#### SET TASK:
Search the data for the string "BHIST" and extract every line where it appears.

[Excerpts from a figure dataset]
=-=-=-=-=

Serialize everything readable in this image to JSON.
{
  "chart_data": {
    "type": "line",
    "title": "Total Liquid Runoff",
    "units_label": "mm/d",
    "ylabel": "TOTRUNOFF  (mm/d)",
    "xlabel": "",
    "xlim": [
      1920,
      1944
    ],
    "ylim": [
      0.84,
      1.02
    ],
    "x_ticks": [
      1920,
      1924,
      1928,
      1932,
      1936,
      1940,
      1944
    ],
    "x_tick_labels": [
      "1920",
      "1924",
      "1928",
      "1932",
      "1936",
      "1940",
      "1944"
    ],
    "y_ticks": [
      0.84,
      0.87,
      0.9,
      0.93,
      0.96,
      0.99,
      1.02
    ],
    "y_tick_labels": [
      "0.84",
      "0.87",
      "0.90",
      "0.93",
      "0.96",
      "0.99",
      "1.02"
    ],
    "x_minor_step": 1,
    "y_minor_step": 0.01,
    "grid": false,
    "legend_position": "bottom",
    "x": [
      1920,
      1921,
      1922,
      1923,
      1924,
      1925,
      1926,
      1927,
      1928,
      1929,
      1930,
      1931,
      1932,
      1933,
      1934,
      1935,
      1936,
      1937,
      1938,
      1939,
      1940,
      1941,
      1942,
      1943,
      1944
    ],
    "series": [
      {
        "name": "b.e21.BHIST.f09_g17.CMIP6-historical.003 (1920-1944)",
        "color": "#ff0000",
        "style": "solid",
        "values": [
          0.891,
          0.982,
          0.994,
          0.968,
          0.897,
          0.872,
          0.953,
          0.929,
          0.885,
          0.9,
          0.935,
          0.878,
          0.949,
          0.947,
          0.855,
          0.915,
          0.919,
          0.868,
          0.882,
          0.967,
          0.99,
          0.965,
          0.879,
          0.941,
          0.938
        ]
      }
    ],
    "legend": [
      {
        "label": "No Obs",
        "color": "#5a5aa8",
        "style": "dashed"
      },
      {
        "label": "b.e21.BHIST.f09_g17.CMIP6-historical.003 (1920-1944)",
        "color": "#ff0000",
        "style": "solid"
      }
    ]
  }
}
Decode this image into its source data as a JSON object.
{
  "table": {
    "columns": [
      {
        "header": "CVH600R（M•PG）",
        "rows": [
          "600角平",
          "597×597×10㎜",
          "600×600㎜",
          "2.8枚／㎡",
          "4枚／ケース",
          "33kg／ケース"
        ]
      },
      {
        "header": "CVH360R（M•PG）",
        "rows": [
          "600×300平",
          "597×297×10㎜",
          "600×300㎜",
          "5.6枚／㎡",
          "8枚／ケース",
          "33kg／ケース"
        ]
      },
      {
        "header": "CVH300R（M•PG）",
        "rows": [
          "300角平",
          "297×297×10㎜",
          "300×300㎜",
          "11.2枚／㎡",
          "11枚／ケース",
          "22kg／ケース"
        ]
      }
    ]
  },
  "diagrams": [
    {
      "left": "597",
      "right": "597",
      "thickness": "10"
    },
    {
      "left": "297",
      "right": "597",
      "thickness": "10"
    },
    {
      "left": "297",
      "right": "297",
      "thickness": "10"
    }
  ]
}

=-=-=-=-=

#### CORRECT RESULT:
        "name": "b.e21.BHIST.f09_g17.CMIP6-historical.003 (1920-1944)",
        "label": "b.e21.BHIST.f09_g17.CMIP6-historical.003 (1920-1944)",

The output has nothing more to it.